» What you should do
Return all the data below as it stands, minus the pictures.
━━━━━━━━━━━━━━━━━━━━━━━━━━━━━━
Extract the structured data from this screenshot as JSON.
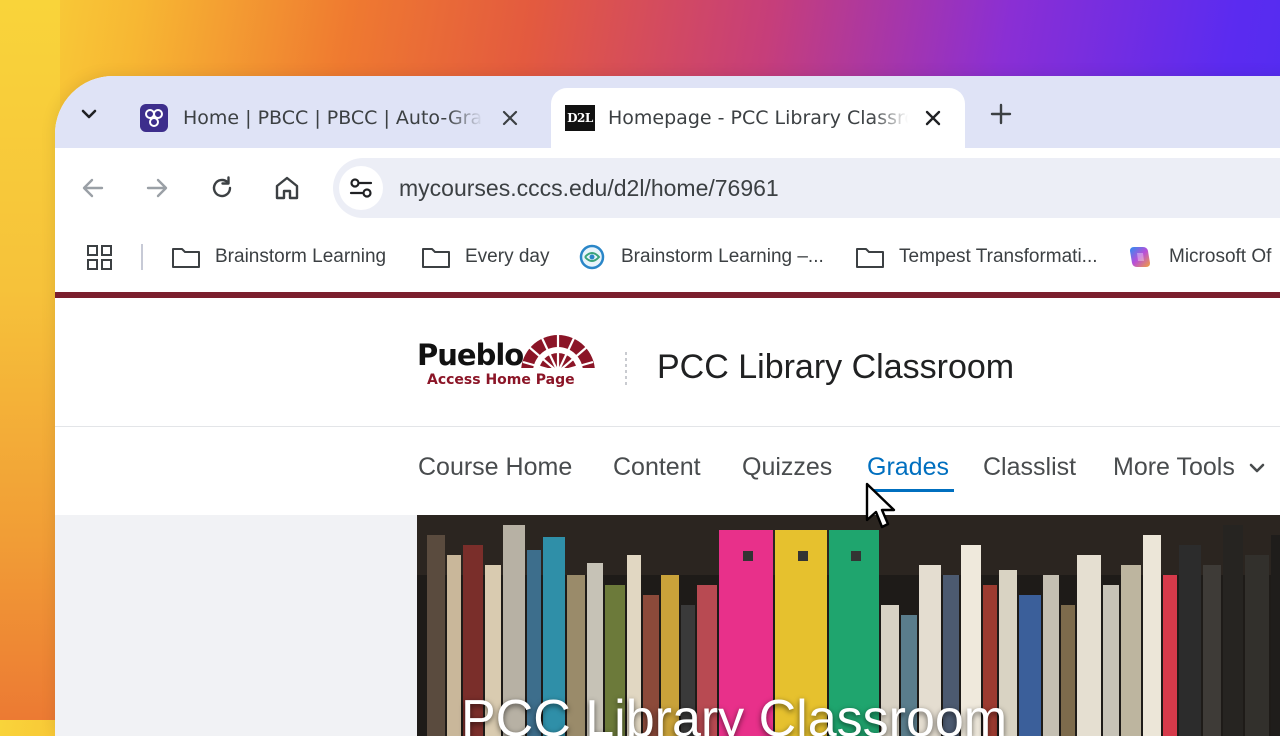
{
  "browser": {
    "tabs": [
      {
        "title": "Home | PBCC | PBCC | Auto-Graphic",
        "active": false,
        "favicon": "pbcc-favicon"
      },
      {
        "title": "Homepage - PCC Library Classroom",
        "active": true,
        "favicon": "d2l-favicon",
        "favicon_text": "D2L"
      }
    ],
    "url": "mycourses.cccs.edu/d2l/home/76961",
    "bookmarks": [
      {
        "label": "Brainstorm Learning",
        "icon": "folder-icon"
      },
      {
        "label": "Every day",
        "icon": "folder-icon"
      },
      {
        "label": "Brainstorm Learning –...",
        "icon": "brainstorm-logo-icon"
      },
      {
        "label": "Tempest Transformati...",
        "icon": "folder-icon"
      },
      {
        "label": "Microsoft Of",
        "icon": "copilot-icon"
      }
    ]
  },
  "site": {
    "logo": {
      "word": "Pueblo",
      "subtitle": "Access Home Page"
    },
    "course_title": "PCC Library Classroom",
    "nav": [
      {
        "label": "Course Home",
        "active": false
      },
      {
        "label": "Content",
        "active": false
      },
      {
        "label": "Quizzes",
        "active": false
      },
      {
        "label": "Grades",
        "active": true
      },
      {
        "label": "Classlist",
        "active": false
      },
      {
        "label": "More Tools",
        "active": false
      }
    ],
    "banner_title": "PCC Library Classroom"
  },
  "colors": {
    "brand": "#7b1f2e",
    "link_active": "#006fbf"
  }
}
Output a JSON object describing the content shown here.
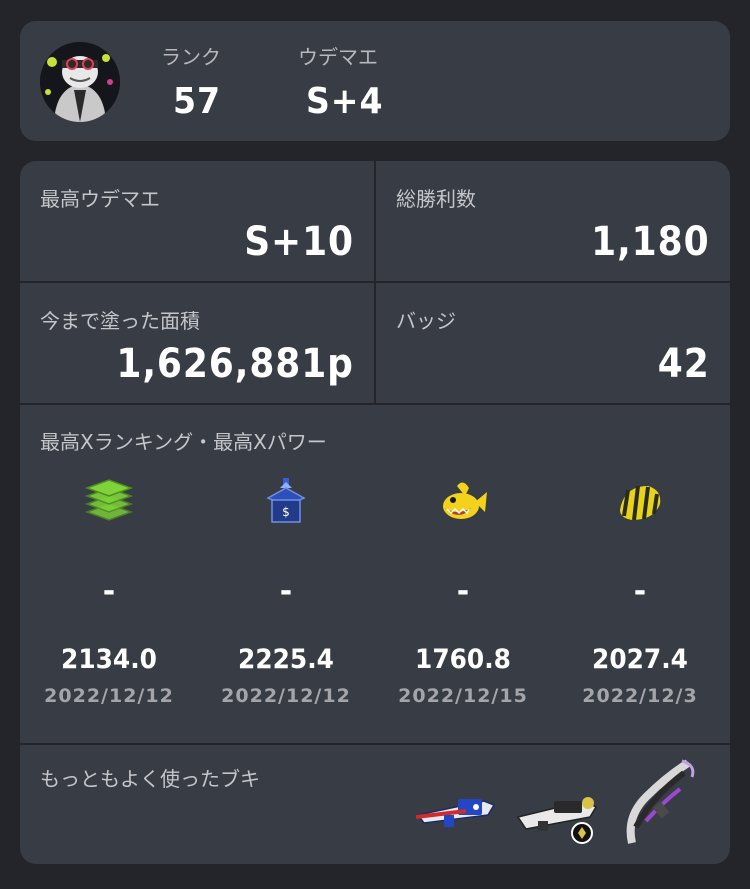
{
  "profile": {
    "rank_label": "ランク",
    "rank_value": "57",
    "udemae_label": "ウデマエ",
    "udemae_value": "S+4"
  },
  "stats": {
    "max_udemae_label": "最高ウデマエ",
    "max_udemae_value": "S+10",
    "total_wins_label": "総勝利数",
    "total_wins_value": "1,180",
    "turf_label": "今まで塗った面積",
    "turf_value": "1,626,881p",
    "badges_label": "バッジ",
    "badges_value": "42"
  },
  "x_section": {
    "title": "最高Xランキング・最高Xパワー",
    "modes": [
      {
        "icon": "splat-zones-icon",
        "rank": "-",
        "power": "2134.0",
        "date": "2022/12/12"
      },
      {
        "icon": "tower-control-icon",
        "rank": "-",
        "power": "2225.4",
        "date": "2022/12/12"
      },
      {
        "icon": "rainmaker-icon",
        "rank": "-",
        "power": "1760.8",
        "date": "2022/12/15"
      },
      {
        "icon": "clam-blitz-icon",
        "rank": "-",
        "power": "2027.4",
        "date": "2022/12/3"
      }
    ]
  },
  "weapons": {
    "title": "もっともよく使ったブキ",
    "items": [
      "blaster-weapon-icon",
      "shooter-weapon-icon",
      "brella-weapon-icon"
    ]
  },
  "colors": {
    "background": "#23252b",
    "card": "#383c45",
    "text": "#ffffff",
    "label": "#c4c6ca"
  }
}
━━━━━━━━━━━━━━━━━━━━━━━━━━━━━━
» Solution to this task
Extract the structured data from this screenshot as JSON.
{
  "browser": {
    "tabs": [
      {
        "title": "Home | PBCC | PBCC | Auto-Graphic",
        "active": false,
        "favicon": "pbcc-favicon"
      },
      {
        "title": "Homepage - PCC Library Classroom",
        "active": true,
        "favicon": "d2l-favicon",
        "favicon_text": "D2L"
      }
    ],
    "url": "mycourses.cccs.edu/d2l/home/76961",
    "bookmarks": [
      {
        "label": "Brainstorm Learning",
        "icon": "folder-icon"
      },
      {
        "label": "Every day",
        "icon": "folder-icon"
      },
      {
        "label": "Brainstorm Learning –...",
        "icon": "brainstorm-logo-icon"
      },
      {
        "label": "Tempest Transformati...",
        "icon": "folder-icon"
      },
      {
        "label": "Microsoft Of",
        "icon": "copilot-icon"
      }
    ]
  },
  "site": {
    "logo": {
      "word": "Pueblo",
      "subtitle": "Access Home Page"
    },
    "course_title": "PCC Library Classroom",
    "nav": [
      {
        "label": "Course Home",
        "active": false
      },
      {
        "label": "Content",
        "active": false
      },
      {
        "label": "Quizzes",
        "active": false
      },
      {
        "label": "Grades",
        "active": true
      },
      {
        "label": "Classlist",
        "active": false
      },
      {
        "label": "More Tools",
        "active": false
      }
    ],
    "banner_title": "PCC Library Classroom"
  },
  "colors": {
    "brand": "#7b1f2e",
    "link_active": "#006fbf"
  }
}
Output a JSON object describing the content shown here.
{
  "profile": {
    "rank_label": "ランク",
    "rank_value": "57",
    "udemae_label": "ウデマエ",
    "udemae_value": "S+4"
  },
  "stats": {
    "max_udemae_label": "最高ウデマエ",
    "max_udemae_value": "S+10",
    "total_wins_label": "総勝利数",
    "total_wins_value": "1,180",
    "turf_label": "今まで塗った面積",
    "turf_value": "1,626,881p",
    "badges_label": "バッジ",
    "badges_value": "42"
  },
  "x_section": {
    "title": "最高Xランキング・最高Xパワー",
    "modes": [
      {
        "icon": "splat-zones-icon",
        "rank": "-",
        "power": "2134.0",
        "date": "2022/12/12"
      },
      {
        "icon": "tower-control-icon",
        "rank": "-",
        "power": "2225.4",
        "date": "2022/12/12"
      },
      {
        "icon": "rainmaker-icon",
        "rank": "-",
        "power": "1760.8",
        "date": "2022/12/15"
      },
      {
        "icon": "clam-blitz-icon",
        "rank": "-",
        "power": "2027.4",
        "date": "2022/12/3"
      }
    ]
  },
  "weapons": {
    "title": "もっともよく使ったブキ",
    "items": [
      "blaster-weapon-icon",
      "shooter-weapon-icon",
      "brella-weapon-icon"
    ]
  },
  "colors": {
    "background": "#23252b",
    "card": "#383c45",
    "text": "#ffffff",
    "label": "#c4c6ca"
  }
}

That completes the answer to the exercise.